| Records from a data collection |
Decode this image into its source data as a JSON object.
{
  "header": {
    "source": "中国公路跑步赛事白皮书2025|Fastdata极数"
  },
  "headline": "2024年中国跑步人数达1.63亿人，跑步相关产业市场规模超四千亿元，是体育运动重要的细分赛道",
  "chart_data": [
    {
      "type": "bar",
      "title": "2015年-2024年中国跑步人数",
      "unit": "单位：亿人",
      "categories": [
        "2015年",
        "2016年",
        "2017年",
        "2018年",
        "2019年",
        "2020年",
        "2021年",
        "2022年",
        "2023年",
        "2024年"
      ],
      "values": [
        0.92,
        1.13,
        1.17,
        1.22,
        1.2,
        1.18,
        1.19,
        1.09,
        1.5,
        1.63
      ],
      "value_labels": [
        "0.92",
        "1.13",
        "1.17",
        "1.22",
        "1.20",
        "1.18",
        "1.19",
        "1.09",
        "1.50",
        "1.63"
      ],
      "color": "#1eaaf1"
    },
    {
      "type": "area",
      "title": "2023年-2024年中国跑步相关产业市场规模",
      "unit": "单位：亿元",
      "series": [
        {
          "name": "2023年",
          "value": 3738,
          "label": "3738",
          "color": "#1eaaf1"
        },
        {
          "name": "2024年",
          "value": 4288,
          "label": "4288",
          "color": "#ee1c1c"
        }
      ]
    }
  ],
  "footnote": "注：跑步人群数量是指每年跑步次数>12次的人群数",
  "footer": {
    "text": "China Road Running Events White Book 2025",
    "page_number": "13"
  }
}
--
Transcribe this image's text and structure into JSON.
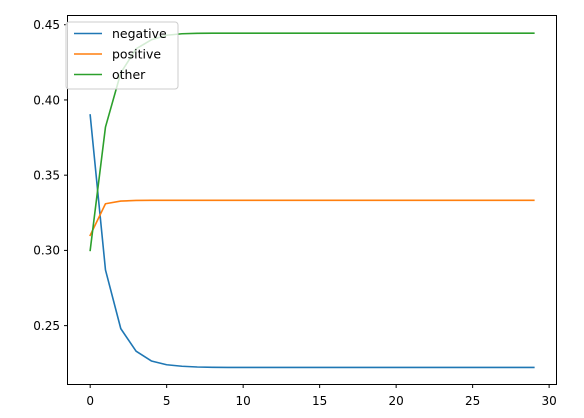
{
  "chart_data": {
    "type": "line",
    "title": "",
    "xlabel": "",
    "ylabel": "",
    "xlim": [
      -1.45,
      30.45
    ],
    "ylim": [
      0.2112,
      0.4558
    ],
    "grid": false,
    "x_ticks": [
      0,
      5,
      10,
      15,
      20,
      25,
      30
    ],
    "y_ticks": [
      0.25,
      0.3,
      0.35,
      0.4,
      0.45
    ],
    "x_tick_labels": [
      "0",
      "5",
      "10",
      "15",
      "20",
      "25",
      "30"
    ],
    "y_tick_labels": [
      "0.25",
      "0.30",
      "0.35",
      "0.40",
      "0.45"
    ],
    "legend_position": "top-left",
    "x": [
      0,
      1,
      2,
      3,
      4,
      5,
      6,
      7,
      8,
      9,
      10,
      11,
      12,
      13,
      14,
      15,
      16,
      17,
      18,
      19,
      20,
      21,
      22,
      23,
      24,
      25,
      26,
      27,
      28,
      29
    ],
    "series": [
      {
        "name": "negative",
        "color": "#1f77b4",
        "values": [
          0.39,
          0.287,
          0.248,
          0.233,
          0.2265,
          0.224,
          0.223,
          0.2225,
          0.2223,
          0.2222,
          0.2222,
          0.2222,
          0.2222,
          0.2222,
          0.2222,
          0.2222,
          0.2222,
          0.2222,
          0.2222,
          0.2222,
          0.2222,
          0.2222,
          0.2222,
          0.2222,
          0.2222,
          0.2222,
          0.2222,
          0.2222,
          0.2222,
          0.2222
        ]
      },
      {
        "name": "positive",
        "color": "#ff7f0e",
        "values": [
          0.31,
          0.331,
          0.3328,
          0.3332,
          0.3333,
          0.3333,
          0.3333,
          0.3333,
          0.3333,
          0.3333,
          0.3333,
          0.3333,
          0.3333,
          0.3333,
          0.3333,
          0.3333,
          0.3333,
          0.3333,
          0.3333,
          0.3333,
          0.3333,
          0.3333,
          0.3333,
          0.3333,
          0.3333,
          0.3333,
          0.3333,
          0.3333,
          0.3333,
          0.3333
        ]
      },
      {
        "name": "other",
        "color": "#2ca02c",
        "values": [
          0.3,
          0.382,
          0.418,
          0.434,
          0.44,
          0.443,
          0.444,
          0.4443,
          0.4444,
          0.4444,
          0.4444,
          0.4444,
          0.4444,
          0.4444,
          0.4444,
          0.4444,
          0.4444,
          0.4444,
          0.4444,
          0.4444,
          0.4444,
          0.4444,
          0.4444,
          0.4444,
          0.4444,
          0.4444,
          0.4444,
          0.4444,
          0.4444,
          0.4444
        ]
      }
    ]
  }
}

| Exercise goal |
From the entries above, extract each line containing "JSON".

| Response to this exercise |
Decode this image into its source data as a JSON object.
Transcribe this image's text and structure into JSON.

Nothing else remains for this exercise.